:: Exercise requirements ::
Tally the lines that hold the word "Дрань" and reply with that figure only.

Data excerpts:
■ ■ ■ ■ ■ ■ ■

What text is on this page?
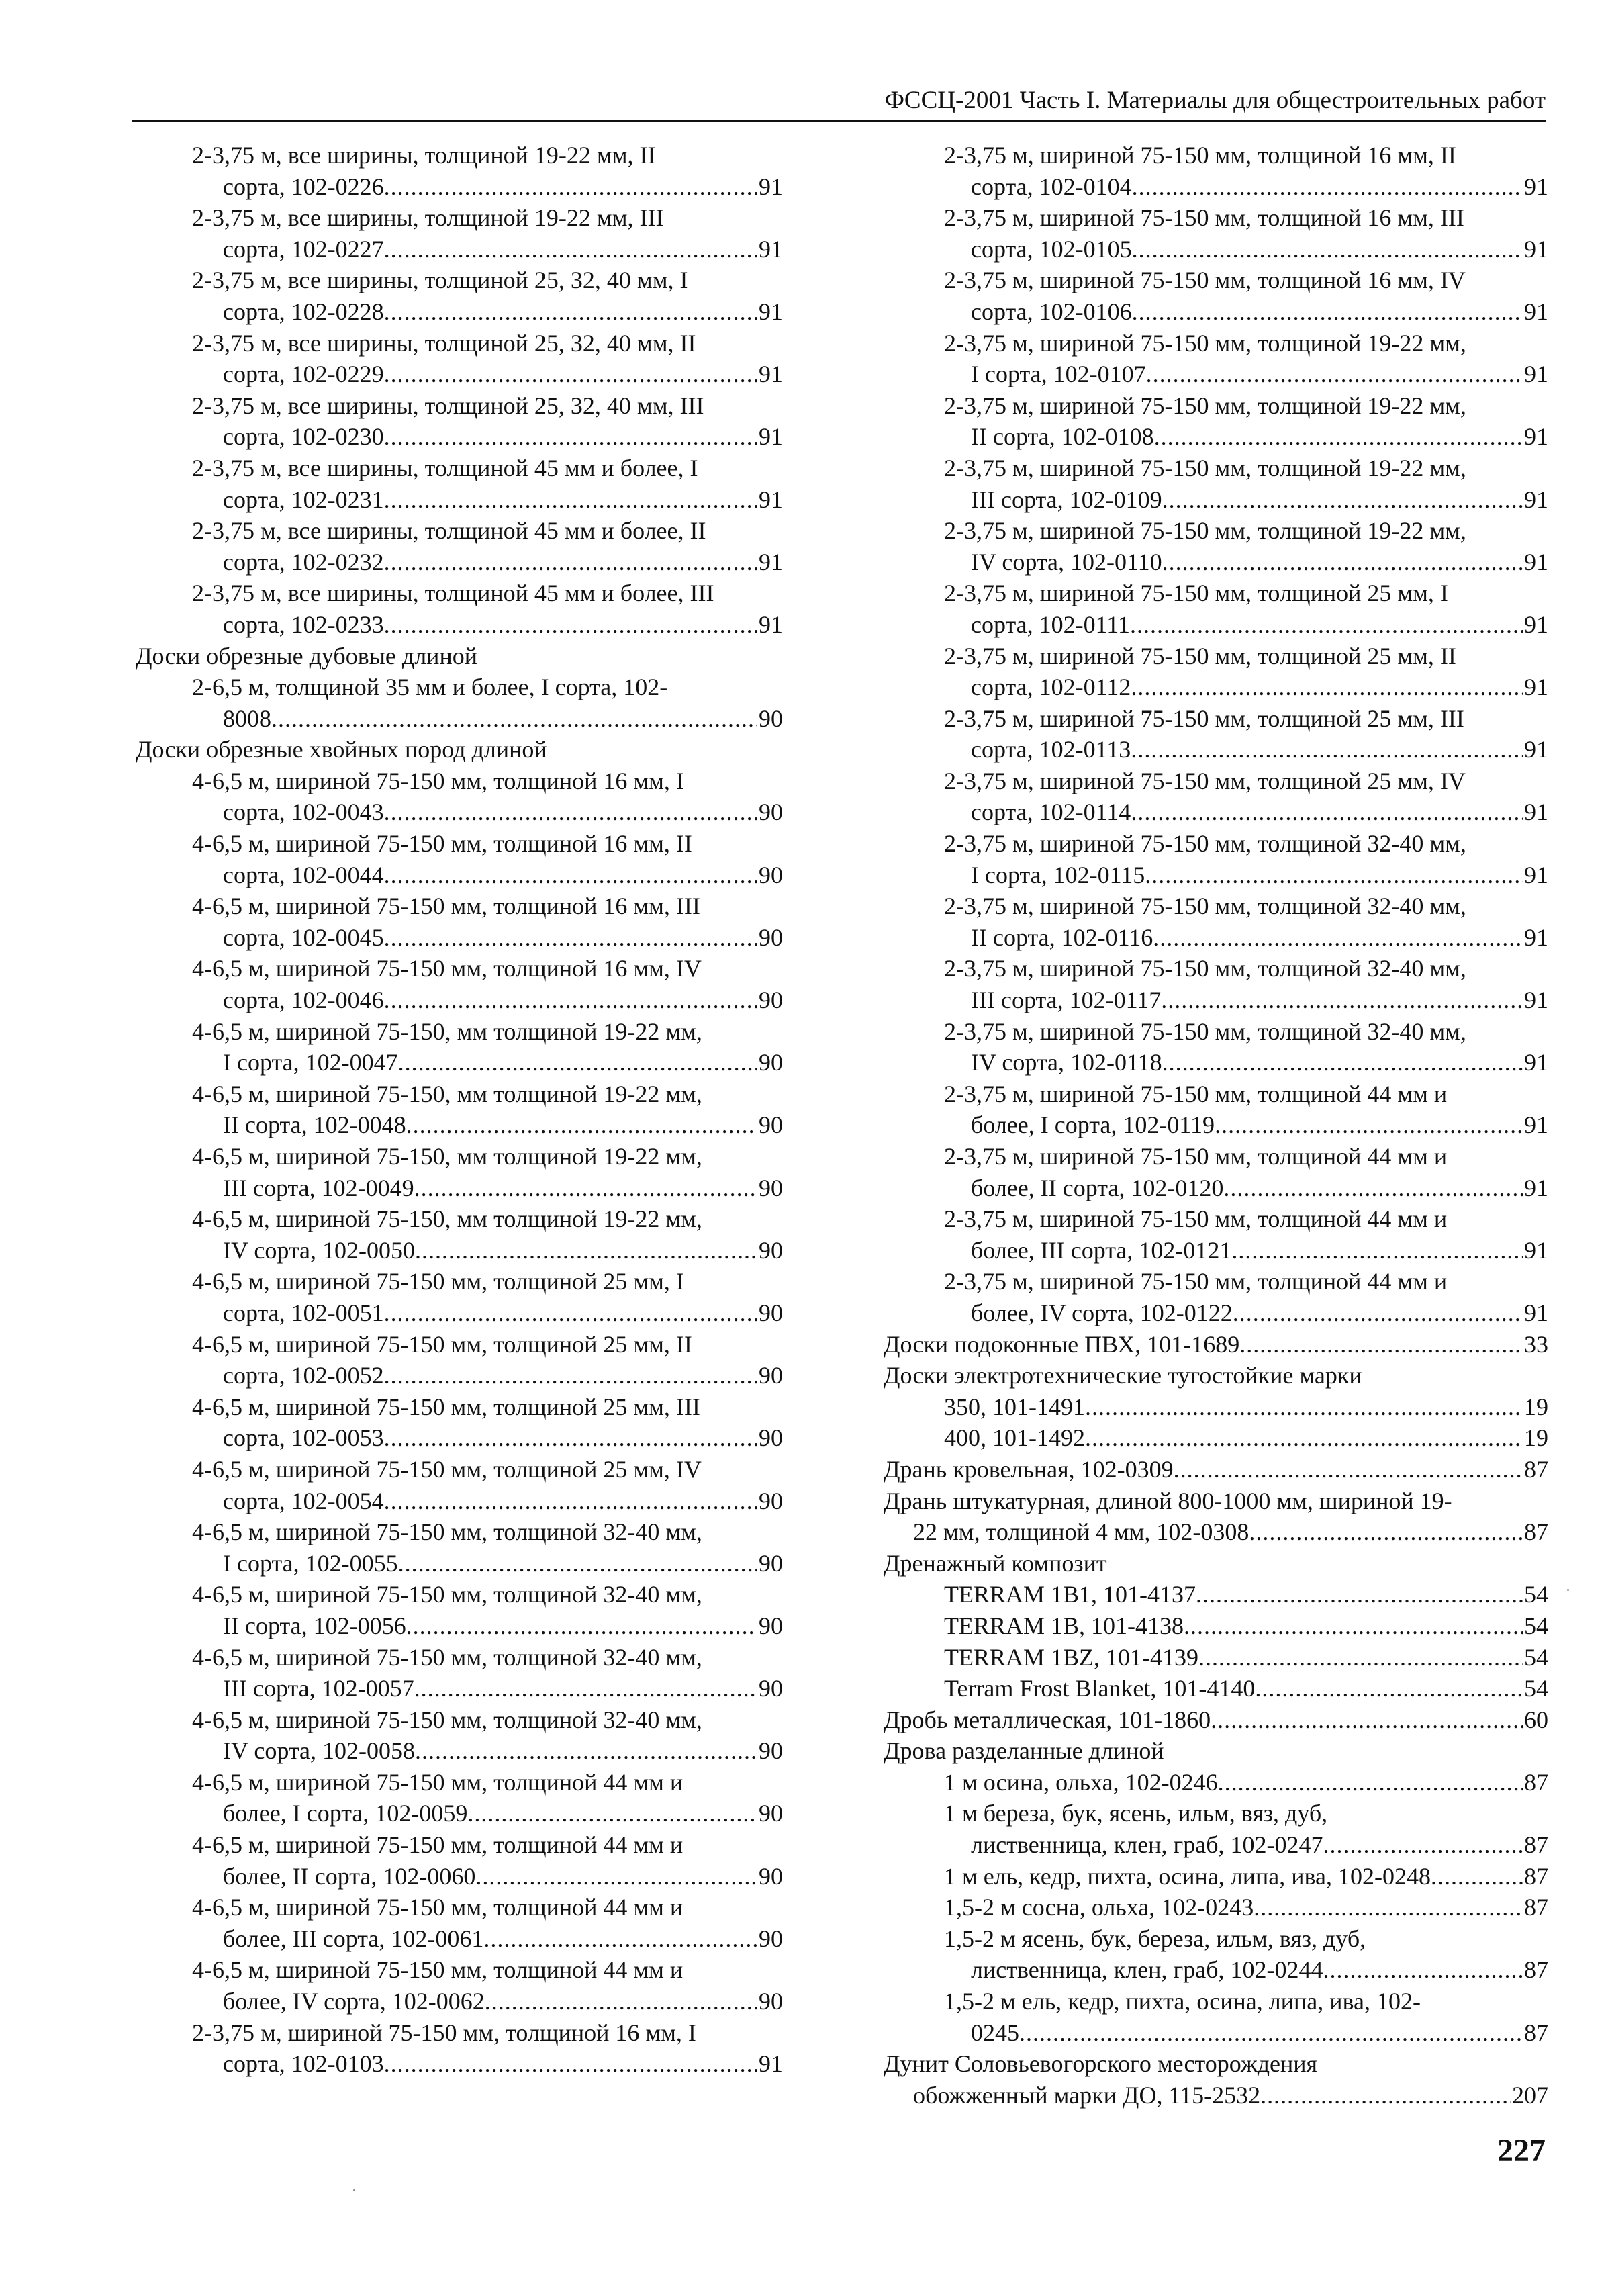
ФССЦ-2001 Часть I. Материалы для общестроительных работ
2-3,75 м, все ширины, толщиной 19-22 мм, II
сорта, 102-0226 .....	91
2-3,75 м, все ширины, толщиной 19-22 мм, III
сорта, 102-0227 .....	91
2-3,75 м, все ширины, толщиной 25, 32, 40 мм, I
сорта, 102-0228 .....	91
2-3,75 м, все ширины, толщиной 25, 32, 40 мм, II
сорта, 102-0229 .....	91
2-3,75 м, все ширины, толщиной 25, 32, 40 мм, III
сорта, 102-0230 .....	91
2-3,75 м, все ширины, толщиной 45 мм и более, I
сорта, 102-0231 .....	91
2-3,75 м, все ширины, толщиной 45 мм и более, II
сорта, 102-0232 .....	91
2-3,75 м, все ширины, толщиной 45 мм и более, III
сорта, 102-0233 .....	91
Доски обрезные дубовые длиной
2-6,5 м, толщиной 35 мм и более, I сорта, 102-
8008 .....	90
Доски обрезные хвойных пород длиной
4-6,5 м, шириной 75-150 мм, толщиной 16 мм, I
сорта, 102-0043 .....	90
4-6,5 м, шириной 75-150 мм, толщиной 16 мм, II
сорта, 102-0044 .....	90
4-6,5 м, шириной 75-150 мм, толщиной 16 мм, III
сорта, 102-0045 .....	90
4-6,5 м, шириной 75-150 мм, толщиной 16 мм, IV
сорта, 102-0046 .....	90
4-6,5 м, шириной 75-150, мм толщиной 19-22 мм,
I сорта, 102-0047 .....	90
4-6,5 м, шириной 75-150, мм толщиной 19-22 мм,
II сорта, 102-0048 .....	90
4-6,5 м, шириной 75-150, мм толщиной 19-22 мм,
III сорта, 102-0049 .....	90
4-6,5 м, шириной 75-150, мм толщиной 19-22 мм,
IV сорта, 102-0050 .....	90
4-6,5 м, шириной 75-150 мм, толщиной 25 мм, I
сорта, 102-0051 .....	90
4-6,5 м, шириной 75-150 мм, толщиной 25 мм, II
сорта, 102-0052 .....	90
4-6,5 м, шириной 75-150 мм, толщиной 25 мм, III
сорта, 102-0053 .....	90
4-6,5 м, шириной 75-150 мм, толщиной 25 мм, IV
сорта, 102-0054 .....	90
4-6,5 м, шириной 75-150 мм, толщиной 32-40 мм,
I сорта, 102-0055 .....	90
4-6,5 м, шириной 75-150 мм, толщиной 32-40 мм,
II сорта, 102-0056 .....	90
4-6,5 м, шириной 75-150 мм, толщиной 32-40 мм,
III сорта, 102-0057 .....	90
4-6,5 м, шириной 75-150 мм, толщиной 32-40 мм,
IV сорта, 102-0058 .....	90
4-6,5 м, шириной 75-150 мм, толщиной 44 мм и
более, I сорта, 102-0059 .....	90
4-6,5 м, шириной 75-150 мм, толщиной 44 мм и
более, II сорта, 102-0060 .....	90
4-6,5 м, шириной 75-150 мм, толщиной 44 мм и
более, III сорта, 102-0061 .....	90
4-6,5 м, шириной 75-150 мм, толщиной 44 мм и
более, IV сорта, 102-0062 .....	90
2-3,75 м, шириной 75-150 мм, толщиной 16 мм, I
сорта, 102-0103 .....	91
2-3,75 м, шириной 75-150 мм, толщиной 16 мм, II
сорта, 102-0104 .....	91
2-3,75 м, шириной 75-150 мм, толщиной 16 мм, III
сорта, 102-0105 .....	91
2-3,75 м, шириной 75-150 мм, толщиной 16 мм, IV
сорта, 102-0106 .....	91
2-3,75 м, шириной 75-150 мм, толщиной 19-22 мм,
I сорта, 102-0107 .....	91
2-3,75 м, шириной 75-150 мм, толщиной 19-22 мм,
II сорта, 102-0108 .....	91
2-3,75 м, шириной 75-150 мм, толщиной 19-22 мм,
III сорта, 102-0109 .....	91
2-3,75 м, шириной 75-150 мм, толщиной 19-22 мм,
IV сорта, 102-0110 .....	91
2-3,75 м, шириной 75-150 мм, толщиной 25 мм, I
сорта, 102-0111 .....	91
2-3,75 м, шириной 75-150 мм, толщиной 25 мм, II
сорта, 102-0112 .....	91
2-3,75 м, шириной 75-150 мм, толщиной 25 мм, III
сорта, 102-0113 .....	91
2-3,75 м, шириной 75-150 мм, толщиной 25 мм, IV
сорта, 102-0114 .....	91
2-3,75 м, шириной 75-150 мм, толщиной 32-40 мм,
I сорта, 102-0115 .....	91
2-3,75 м, шириной 75-150 мм, толщиной 32-40 мм,
II сорта, 102-0116 .....	91
2-3,75 м, шириной 75-150 мм, толщиной 32-40 мм,
III сорта, 102-0117 .....	91
2-3,75 м, шириной 75-150 мм, толщиной 32-40 мм,
IV сорта, 102-0118 .....	91
2-3,75 м, шириной 75-150 мм, толщиной 44 мм и
более, I сорта, 102-0119 .....	91
2-3,75 м, шириной 75-150 мм, толщиной 44 мм и
более, II сорта, 102-0120 .....	91
2-3,75 м, шириной 75-150 мм, толщиной 44 мм и
более, III сорта, 102-0121 .....	91
2-3,75 м, шириной 75-150 мм, толщиной 44 мм и
более, IV сорта, 102-0122 .....	91
Доски подоконные ПВХ, 101-1689 .....	33
Доски электротехнические тугостойкие марки
350, 101-1491 .....	19
400, 101-1492 .....	19
Дрань кровельная, 102-0309 .....	87
Дрань штукатурная, длиной 800-1000 мм, шириной 19-
22 мм, толщиной 4 мм, 102-0308 .....	87
Дренажный композит
TERRAM 1B1, 101-4137 .....	54
TERRAM 1B, 101-4138 .....	54
TERRAM 1BZ, 101-4139 .....	54
Terram Frost Blanket, 101-4140 .....	54
Дробь металлическая, 101-1860 .....	60
Дрова разделанные длиной
1 м осина, ольха, 102-0246 .....	87
1 м береза, бук, ясень, ильм, вяз, дуб,
лиственница, клен, граб, 102-0247 .....	87
1 м ель, кедр, пихта, осина, липа, ива, 102-0248 .....	87
1,5-2 м сосна, ольха, 102-0243 .....	87
1,5-2 м ясень, бук, береза, ильм, вяз, дуб,
лиственница, клен, граб, 102-0244 .....	87
1,5-2 м ель, кедр, пихта, осина, липа, ива, 102-
0245 .....	87
Дунит Соловьевогорского месторождения
обожженный марки ДО, 115-2532 .....	207
227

■ ■ ■ ■ ■ ■ ■

:: Problem solution ::
2